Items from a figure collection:
%%

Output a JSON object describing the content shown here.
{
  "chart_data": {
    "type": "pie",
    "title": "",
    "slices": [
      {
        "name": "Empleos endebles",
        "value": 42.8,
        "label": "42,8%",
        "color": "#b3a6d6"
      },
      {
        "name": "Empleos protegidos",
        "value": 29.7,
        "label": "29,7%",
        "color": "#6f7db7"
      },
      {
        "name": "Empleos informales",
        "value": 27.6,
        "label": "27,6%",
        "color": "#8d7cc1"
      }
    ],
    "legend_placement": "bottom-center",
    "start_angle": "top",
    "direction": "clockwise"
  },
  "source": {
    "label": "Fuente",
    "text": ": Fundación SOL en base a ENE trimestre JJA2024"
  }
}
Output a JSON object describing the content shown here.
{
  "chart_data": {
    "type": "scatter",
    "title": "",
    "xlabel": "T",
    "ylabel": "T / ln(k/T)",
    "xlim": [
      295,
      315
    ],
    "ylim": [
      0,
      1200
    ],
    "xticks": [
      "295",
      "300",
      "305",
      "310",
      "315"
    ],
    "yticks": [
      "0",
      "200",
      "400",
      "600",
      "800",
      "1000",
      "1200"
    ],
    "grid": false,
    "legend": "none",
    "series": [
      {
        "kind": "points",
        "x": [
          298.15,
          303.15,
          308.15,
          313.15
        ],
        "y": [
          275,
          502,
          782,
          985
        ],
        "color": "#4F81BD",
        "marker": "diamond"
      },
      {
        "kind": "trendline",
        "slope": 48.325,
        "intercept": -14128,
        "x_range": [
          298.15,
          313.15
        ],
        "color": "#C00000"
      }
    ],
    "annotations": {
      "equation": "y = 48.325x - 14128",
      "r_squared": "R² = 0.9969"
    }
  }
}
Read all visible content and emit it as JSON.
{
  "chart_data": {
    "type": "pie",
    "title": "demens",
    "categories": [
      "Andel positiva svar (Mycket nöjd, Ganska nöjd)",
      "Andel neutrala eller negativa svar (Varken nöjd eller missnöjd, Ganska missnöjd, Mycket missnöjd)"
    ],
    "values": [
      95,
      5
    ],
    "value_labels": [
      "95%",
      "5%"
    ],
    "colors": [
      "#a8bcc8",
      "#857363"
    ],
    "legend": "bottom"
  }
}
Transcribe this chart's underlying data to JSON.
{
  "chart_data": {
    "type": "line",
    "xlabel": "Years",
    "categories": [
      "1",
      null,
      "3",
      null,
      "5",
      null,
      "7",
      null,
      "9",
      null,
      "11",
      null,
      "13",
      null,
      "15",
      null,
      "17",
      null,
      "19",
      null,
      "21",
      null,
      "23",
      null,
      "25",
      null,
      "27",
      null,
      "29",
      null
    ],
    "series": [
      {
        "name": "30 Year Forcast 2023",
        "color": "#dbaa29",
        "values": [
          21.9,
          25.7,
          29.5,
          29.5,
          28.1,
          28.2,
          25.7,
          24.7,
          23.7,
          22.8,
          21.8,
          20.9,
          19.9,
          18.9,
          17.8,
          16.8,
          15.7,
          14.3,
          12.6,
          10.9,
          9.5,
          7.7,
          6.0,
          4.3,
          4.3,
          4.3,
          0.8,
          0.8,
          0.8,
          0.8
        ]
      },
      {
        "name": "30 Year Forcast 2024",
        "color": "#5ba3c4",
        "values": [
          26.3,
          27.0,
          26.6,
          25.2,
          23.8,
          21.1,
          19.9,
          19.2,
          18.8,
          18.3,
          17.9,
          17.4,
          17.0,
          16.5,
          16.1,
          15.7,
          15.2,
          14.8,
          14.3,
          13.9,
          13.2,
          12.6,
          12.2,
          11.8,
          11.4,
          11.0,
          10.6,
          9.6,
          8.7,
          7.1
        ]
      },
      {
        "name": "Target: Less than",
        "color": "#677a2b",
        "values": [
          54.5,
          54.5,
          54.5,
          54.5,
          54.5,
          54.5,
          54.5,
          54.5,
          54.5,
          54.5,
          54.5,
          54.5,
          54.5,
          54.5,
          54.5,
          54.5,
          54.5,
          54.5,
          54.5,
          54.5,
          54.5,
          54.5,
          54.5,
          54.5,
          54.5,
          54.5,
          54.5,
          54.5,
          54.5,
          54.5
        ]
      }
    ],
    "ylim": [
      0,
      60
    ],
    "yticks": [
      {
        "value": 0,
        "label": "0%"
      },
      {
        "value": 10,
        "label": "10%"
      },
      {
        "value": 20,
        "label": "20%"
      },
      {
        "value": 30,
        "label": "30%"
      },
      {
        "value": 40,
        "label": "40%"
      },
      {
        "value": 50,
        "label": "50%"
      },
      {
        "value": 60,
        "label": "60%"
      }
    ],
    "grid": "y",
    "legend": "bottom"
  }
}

%%

### Aim of the task
Reproduce the material exactly, with every line intact.

### Correct result
Output a JSON object describing the content shown here.
{
  "chart_data": {
    "type": "pie",
    "title": "",
    "slices": [
      {
        "name": "Empleos endebles",
        "value": 42.8,
        "label": "42,8%",
        "color": "#b3a6d6"
      },
      {
        "name": "Empleos protegidos",
        "value": 29.7,
        "label": "29,7%",
        "color": "#6f7db7"
      },
      {
        "name": "Empleos informales",
        "value": 27.6,
        "label": "27,6%",
        "color": "#8d7cc1"
      }
    ],
    "legend_placement": "bottom-center",
    "start_angle": "top",
    "direction": "clockwise"
  },
  "source": {
    "label": "Fuente",
    "text": ": Fundación SOL en base a ENE trimestre JJA2024"
  }
}
Output a JSON object describing the content shown here.
{
  "chart_data": {
    "type": "scatter",
    "title": "",
    "xlabel": "T",
    "ylabel": "T / ln(k/T)",
    "xlim": [
      295,
      315
    ],
    "ylim": [
      0,
      1200
    ],
    "xticks": [
      "295",
      "300",
      "305",
      "310",
      "315"
    ],
    "yticks": [
      "0",
      "200",
      "400",
      "600",
      "800",
      "1000",
      "1200"
    ],
    "grid": false,
    "legend": "none",
    "series": [
      {
        "kind": "points",
        "x": [
          298.15,
          303.15,
          308.15,
          313.15
        ],
        "y": [
          275,
          502,
          782,
          985
        ],
        "color": "#4F81BD",
        "marker": "diamond"
      },
      {
        "kind": "trendline",
        "slope": 48.325,
        "intercept": -14128,
        "x_range": [
          298.15,
          313.15
        ],
        "color": "#C00000"
      }
    ],
    "annotations": {
      "equation": "y = 48.325x - 14128",
      "r_squared": "R² = 0.9969"
    }
  }
}
Read all visible content and emit it as JSON.
{
  "chart_data": {
    "type": "pie",
    "title": "demens",
    "categories": [
      "Andel positiva svar (Mycket nöjd, Ganska nöjd)",
      "Andel neutrala eller negativa svar (Varken nöjd eller missnöjd, Ganska missnöjd, Mycket missnöjd)"
    ],
    "values": [
      95,
      5
    ],
    "value_labels": [
      "95%",
      "5%"
    ],
    "colors": [
      "#a8bcc8",
      "#857363"
    ],
    "legend": "bottom"
  }
}
Transcribe this chart's underlying data to JSON.
{
  "chart_data": {
    "type": "line",
    "xlabel": "Years",
    "categories": [
      "1",
      null,
      "3",
      null,
      "5",
      null,
      "7",
      null,
      "9",
      null,
      "11",
      null,
      "13",
      null,
      "15",
      null,
      "17",
      null,
      "19",
      null,
      "21",
      null,
      "23",
      null,
      "25",
      null,
      "27",
      null,
      "29",
      null
    ],
    "series": [
      {
        "name": "30 Year Forcast 2023",
        "color": "#dbaa29",
        "values": [
          21.9,
          25.7,
          29.5,
          29.5,
          28.1,
          28.2,
          25.7,
          24.7,
          23.7,
          22.8,
          21.8,
          20.9,
          19.9,
          18.9,
          17.8,
          16.8,
          15.7,
          14.3,
          12.6,
          10.9,
          9.5,
          7.7,
          6.0,
          4.3,
          4.3,
          4.3,
          0.8,
          0.8,
          0.8,
          0.8
        ]
      },
      {
        "name": "30 Year Forcast 2024",
        "color": "#5ba3c4",
        "values": [
          26.3,
          27.0,
          26.6,
          25.2,
          23.8,
          21.1,
          19.9,
          19.2,
          18.8,
          18.3,
          17.9,
          17.4,
          17.0,
          16.5,
          16.1,
          15.7,
          15.2,
          14.8,
          14.3,
          13.9,
          13.2,
          12.6,
          12.2,
          11.8,
          11.4,
          11.0,
          10.6,
          9.6,
          8.7,
          7.1
        ]
      },
      {
        "name": "Target: Less than",
        "color": "#677a2b",
        "values": [
          54.5,
          54.5,
          54.5,
          54.5,
          54.5,
          54.5,
          54.5,
          54.5,
          54.5,
          54.5,
          54.5,
          54.5,
          54.5,
          54.5,
          54.5,
          54.5,
          54.5,
          54.5,
          54.5,
          54.5,
          54.5,
          54.5,
          54.5,
          54.5,
          54.5,
          54.5,
          54.5,
          54.5,
          54.5,
          54.5
        ]
      }
    ],
    "ylim": [
      0,
      60
    ],
    "yticks": [
      {
        "value": 0,
        "label": "0%"
      },
      {
        "value": 10,
        "label": "10%"
      },
      {
        "value": 20,
        "label": "20%"
      },
      {
        "value": 30,
        "label": "30%"
      },
      {
        "value": 40,
        "label": "40%"
      },
      {
        "value": 50,
        "label": "50%"
      },
      {
        "value": 60,
        "label": "60%"
      }
    ],
    "grid": "y",
    "legend": "bottom"
  }
}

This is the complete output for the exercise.